**Given problem**
Find each line with the word "Node" and say how many there are, nothing else.

━━━━━━━━━━━━━━━━━━━━━━━━━━━━━━

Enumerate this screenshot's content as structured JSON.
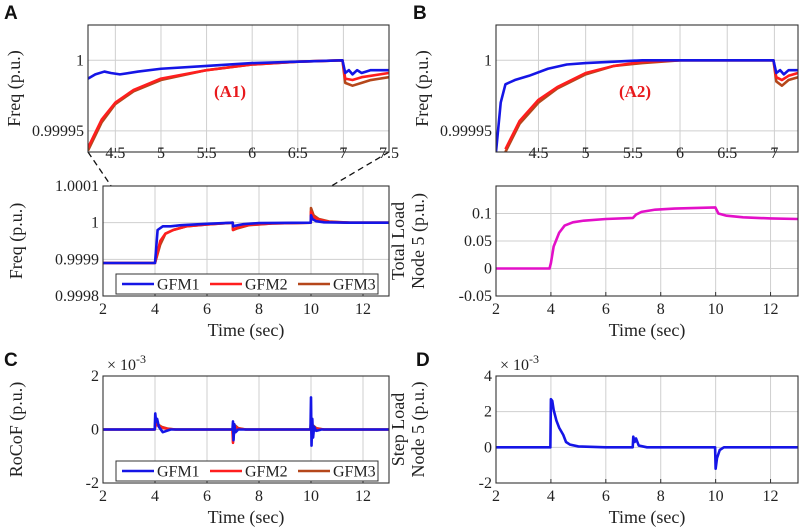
{
  "panels": {
    "A": "A",
    "B": "B",
    "C": "C",
    "D": "D"
  },
  "colors": {
    "GFM1": "#1515e6",
    "GFM2": "#ff1e1e",
    "GFM3": "#b5471b",
    "load": "#e310c8",
    "grid": "#cfcfcf"
  },
  "chart_data": [
    {
      "id": "A1",
      "type": "line",
      "annotation": "(A1)",
      "xlabel": "",
      "ylabel": "Freq (p.u.)",
      "xlim": [
        4.2,
        7.5
      ],
      "ylim": [
        0.999935,
        1.000025
      ],
      "xticks": [
        4.5,
        5,
        5.5,
        6,
        6.5,
        7,
        7.5
      ],
      "xtick_labels": [
        "4.5",
        "5",
        "5.5",
        "6",
        "6.5",
        "7",
        "7.5"
      ],
      "yticks": [
        0.99995,
        1.0
      ],
      "ytick_labels": [
        "0.99995",
        "1"
      ],
      "series": [
        {
          "name": "GFM3",
          "x": [
            4.2,
            4.35,
            4.5,
            4.7,
            5.0,
            5.5,
            6.0,
            6.5,
            6.99,
            7.02,
            7.1,
            7.2,
            7.3,
            7.4,
            7.5
          ],
          "y": [
            0.999936,
            0.999956,
            0.999969,
            0.999978,
            0.999986,
            0.999993,
            0.999997,
            0.999999,
            1.0,
            0.999984,
            0.999982,
            0.999984,
            0.999986,
            0.999987,
            0.999988
          ]
        },
        {
          "name": "GFM2",
          "x": [
            4.2,
            4.35,
            4.5,
            4.7,
            5.0,
            5.5,
            6.0,
            6.5,
            6.99,
            7.02,
            7.1,
            7.2,
            7.3,
            7.4,
            7.5
          ],
          "y": [
            0.999938,
            0.999958,
            0.99997,
            0.999979,
            0.999987,
            0.999993,
            0.999997,
            0.999999,
            1.0,
            0.999987,
            0.999986,
            0.999988,
            0.999989,
            0.99999,
            0.999991
          ]
        },
        {
          "name": "GFM1",
          "x": [
            4.2,
            4.28,
            4.38,
            4.45,
            4.55,
            4.75,
            5.0,
            5.5,
            6.0,
            6.5,
            6.99,
            7.02,
            7.06,
            7.1,
            7.15,
            7.2,
            7.3,
            7.5
          ],
          "y": [
            0.999987,
            0.99999,
            0.999992,
            0.999991,
            0.99999,
            0.999992,
            0.999994,
            0.999996,
            0.999998,
            0.999999,
            1.0,
            0.999991,
            0.999993,
            0.99999,
            0.999993,
            0.999991,
            0.999993,
            0.999993
          ]
        }
      ]
    },
    {
      "id": "A2",
      "type": "line",
      "annotation": "(A2)",
      "xlabel": "",
      "ylabel": "Freq (p.u.)",
      "xlim": [
        4.05,
        7.25
      ],
      "ylim": [
        0.999935,
        1.000025
      ],
      "xticks": [
        4.5,
        5,
        5.5,
        6,
        6.5,
        7
      ],
      "xtick_labels": [
        "4.5",
        "5",
        "5.5",
        "6",
        "6.5",
        "7"
      ],
      "yticks": [
        0.99995,
        1.0
      ],
      "ytick_labels": [
        "0.99995",
        "1"
      ],
      "series": [
        {
          "name": "GFM3",
          "x": [
            4.15,
            4.3,
            4.5,
            4.7,
            5.0,
            5.3,
            5.6,
            6.0,
            6.5,
            6.99,
            7.02,
            7.08,
            7.15,
            7.25
          ],
          "y": [
            0.999935,
            0.999955,
            0.99997,
            0.99998,
            0.99999,
            0.999996,
            0.999998,
            1.0,
            1.0,
            1.0,
            0.999985,
            0.999982,
            0.999986,
            0.999988
          ]
        },
        {
          "name": "GFM2",
          "x": [
            4.15,
            4.3,
            4.5,
            4.7,
            5.0,
            5.3,
            5.6,
            6.0,
            6.5,
            6.99,
            7.02,
            7.08,
            7.15,
            7.25
          ],
          "y": [
            0.999937,
            0.999957,
            0.999972,
            0.999981,
            0.999991,
            0.999996,
            0.999999,
            1.0,
            1.0,
            1.0,
            0.999988,
            0.999986,
            0.999989,
            0.999991
          ]
        },
        {
          "name": "GFM1",
          "x": [
            4.05,
            4.1,
            4.15,
            4.25,
            4.4,
            4.6,
            4.8,
            5.0,
            5.3,
            5.6,
            6.0,
            6.99,
            7.02,
            7.06,
            7.1,
            7.15,
            7.25
          ],
          "y": [
            0.999935,
            0.99997,
            0.999983,
            0.999986,
            0.999989,
            0.999994,
            0.999997,
            0.999998,
            0.999999,
            1.0,
            1.0,
            1.0,
            0.999991,
            0.999993,
            0.99999,
            0.999993,
            0.999993
          ]
        }
      ]
    },
    {
      "id": "A",
      "type": "line",
      "xlabel": "Time (sec)",
      "ylabel": "Freq (p.u.)",
      "xlim": [
        2,
        13
      ],
      "ylim": [
        0.9998,
        1.0001
      ],
      "xticks": [
        2,
        4,
        6,
        8,
        10,
        12
      ],
      "xtick_labels": [
        "2",
        "4",
        "6",
        "8",
        "10",
        "12"
      ],
      "yticks": [
        0.9998,
        0.9999,
        1.0,
        1.0001
      ],
      "ytick_labels": [
        "0.9998",
        "0.9999",
        "1",
        "1.0001"
      ],
      "legend": [
        "GFM1",
        "GFM2",
        "GFM3"
      ],
      "legend_position": "bottom",
      "series": [
        {
          "name": "GFM3",
          "x": [
            2,
            3.98,
            4.0,
            4.2,
            4.4,
            4.7,
            5.2,
            6.0,
            6.99,
            7.0,
            7.15,
            7.6,
            8.5,
            9.99,
            10.0,
            10.1,
            10.3,
            10.7,
            11.5,
            13
          ],
          "y": [
            0.99989,
            0.99989,
            0.99989,
            0.99994,
            0.99997,
            0.99998,
            0.99999,
            0.999995,
            1.0,
            0.99998,
            0.999984,
            0.999993,
            0.999998,
            1.0,
            1.00004,
            1.00002,
            1.00001,
            1.000003,
            1.0,
            1.0
          ]
        },
        {
          "name": "GFM2",
          "x": [
            2,
            3.98,
            4.0,
            4.2,
            4.4,
            4.7,
            5.2,
            6.0,
            6.99,
            7.0,
            7.15,
            7.6,
            8.5,
            9.99,
            10.0,
            10.1,
            10.3,
            10.7,
            11.5,
            13
          ],
          "y": [
            0.99989,
            0.99989,
            0.99989,
            0.99995,
            0.99997,
            0.99998,
            0.99999,
            0.999995,
            1.0,
            0.99998,
            0.999986,
            0.999994,
            0.999998,
            1.0,
            1.00003,
            1.000015,
            1.000008,
            1.000002,
            1.0,
            1.0
          ]
        },
        {
          "name": "GFM1",
          "x": [
            2,
            3.98,
            4.0,
            4.1,
            4.3,
            4.6,
            5.0,
            6.0,
            6.99,
            7.0,
            7.1,
            7.4,
            8.0,
            9.99,
            10.0,
            10.05,
            10.2,
            10.5,
            11.5,
            13
          ],
          "y": [
            0.99989,
            0.99989,
            0.99989,
            0.99998,
            0.99999,
            0.99999,
            0.999993,
            0.999997,
            1.0,
            0.99999,
            0.999992,
            0.999996,
            0.999999,
            1.0,
            1.00002,
            1.00001,
            1.000004,
            1.000001,
            1.0,
            1.0
          ]
        }
      ]
    },
    {
      "id": "B",
      "type": "line",
      "xlabel": "Time (sec)",
      "ylabel": "Total Load Node 5 (p.u.)",
      "ylabel_lines": [
        "Total Load",
        "Node 5 (p.u.)"
      ],
      "xlim": [
        2,
        13
      ],
      "ylim": [
        -0.05,
        0.15
      ],
      "xticks": [
        2,
        4,
        6,
        8,
        10,
        12
      ],
      "xtick_labels": [
        "2",
        "4",
        "6",
        "8",
        "10",
        "12"
      ],
      "yticks": [
        -0.05,
        0,
        0.05,
        0.1
      ],
      "ytick_labels": [
        "-0.05",
        "0",
        "0.05",
        "0.1"
      ],
      "series": [
        {
          "name": "Total Load",
          "x": [
            2,
            3.95,
            4.0,
            4.1,
            4.3,
            4.5,
            4.8,
            5.2,
            6.0,
            6.99,
            7.1,
            7.3,
            7.8,
            8.5,
            9.99,
            10.1,
            10.4,
            11,
            12,
            13
          ],
          "y": [
            0,
            0,
            0.01,
            0.04,
            0.065,
            0.078,
            0.084,
            0.087,
            0.09,
            0.092,
            0.098,
            0.103,
            0.107,
            0.109,
            0.111,
            0.1,
            0.096,
            0.093,
            0.091,
            0.09
          ]
        }
      ]
    },
    {
      "id": "C",
      "type": "line",
      "xlabel": "Time (sec)",
      "ylabel": "RoCoF (p.u.)",
      "multiplier": "× 10",
      "multiplier_exp": "-3",
      "xlim": [
        2,
        13
      ],
      "ylim": [
        -2,
        2
      ],
      "xticks": [
        2,
        4,
        6,
        8,
        10,
        12
      ],
      "xtick_labels": [
        "2",
        "4",
        "6",
        "8",
        "10",
        "12"
      ],
      "yticks": [
        -2,
        0,
        2
      ],
      "ytick_labels": [
        "-2",
        "0",
        "2"
      ],
      "legend": [
        "GFM1",
        "GFM2",
        "GFM3"
      ],
      "legend_position": "bottom",
      "series": [
        {
          "name": "GFM3",
          "x": [
            2,
            3.99,
            4.02,
            4.1,
            4.25,
            4.5,
            4.8,
            6.98,
            7.0,
            7.03,
            7.08,
            7.2,
            7.5,
            9.98,
            10.0,
            10.03,
            10.08,
            10.2,
            10.5,
            13
          ],
          "y": [
            0,
            0,
            0.25,
            0.2,
            0.1,
            0.03,
            0,
            0,
            -0.3,
            -0.1,
            0.15,
            0.05,
            0,
            0,
            0.35,
            -0.15,
            0.15,
            0.05,
            0,
            0
          ]
        },
        {
          "name": "GFM2",
          "x": [
            2,
            3.99,
            4.02,
            4.1,
            4.25,
            4.5,
            4.8,
            6.98,
            7.0,
            7.03,
            7.08,
            7.2,
            7.5,
            9.98,
            10.0,
            10.03,
            10.08,
            10.2,
            10.5,
            13
          ],
          "y": [
            0,
            0,
            0.2,
            0.15,
            0.08,
            0.02,
            0,
            0,
            -0.5,
            -0.2,
            0.1,
            0.03,
            0,
            0,
            0.3,
            -0.2,
            0.1,
            0.03,
            0,
            0
          ]
        },
        {
          "name": "GFM1",
          "x": [
            2,
            3.99,
            4.01,
            4.04,
            4.08,
            4.15,
            4.3,
            4.6,
            6.98,
            7.0,
            7.02,
            7.05,
            7.1,
            7.2,
            9.98,
            10.0,
            10.02,
            10.05,
            10.08,
            10.12,
            10.2,
            10.4,
            13
          ],
          "y": [
            0,
            0,
            0.6,
            0.3,
            0.4,
            0.1,
            -0.1,
            0,
            0,
            0.3,
            -0.4,
            0.2,
            -0.1,
            0,
            0,
            1.2,
            -0.6,
            0.4,
            -0.3,
            0.1,
            -0.05,
            0,
            0
          ]
        }
      ]
    },
    {
      "id": "D",
      "type": "line",
      "xlabel": "Time (sec)",
      "ylabel": "Step Load Node 5 (p.u.)",
      "ylabel_lines": [
        "Step Load",
        "Node 5 (p.u.)"
      ],
      "multiplier": "× 10",
      "multiplier_exp": "-3",
      "xlim": [
        2,
        13
      ],
      "ylim": [
        -2,
        4
      ],
      "xticks": [
        2,
        4,
        6,
        8,
        10,
        12
      ],
      "xtick_labels": [
        "2",
        "4",
        "6",
        "8",
        "10",
        "12"
      ],
      "yticks": [
        -2,
        0,
        2,
        4
      ],
      "ytick_labels": [
        "-2",
        "0",
        "2",
        "4"
      ],
      "series": [
        {
          "name": "Step Load",
          "x": [
            2,
            3.98,
            4.0,
            4.05,
            4.1,
            4.2,
            4.3,
            4.45,
            4.55,
            4.7,
            5.0,
            6.0,
            6.98,
            7.0,
            7.05,
            7.1,
            7.2,
            7.5,
            9.98,
            10.0,
            10.05,
            10.15,
            10.3,
            11,
            13
          ],
          "y": [
            0,
            0,
            2.7,
            2.6,
            2.1,
            1.5,
            1.1,
            0.7,
            0.3,
            0.15,
            0.05,
            0,
            0,
            0.6,
            0.3,
            0.5,
            0.1,
            0,
            0,
            -1.2,
            -0.6,
            -0.15,
            0,
            0,
            0
          ]
        }
      ]
    }
  ]
}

━━━━━━━━━━━━━━━━━━━━━━━━━━━━━━

**Task solution**
4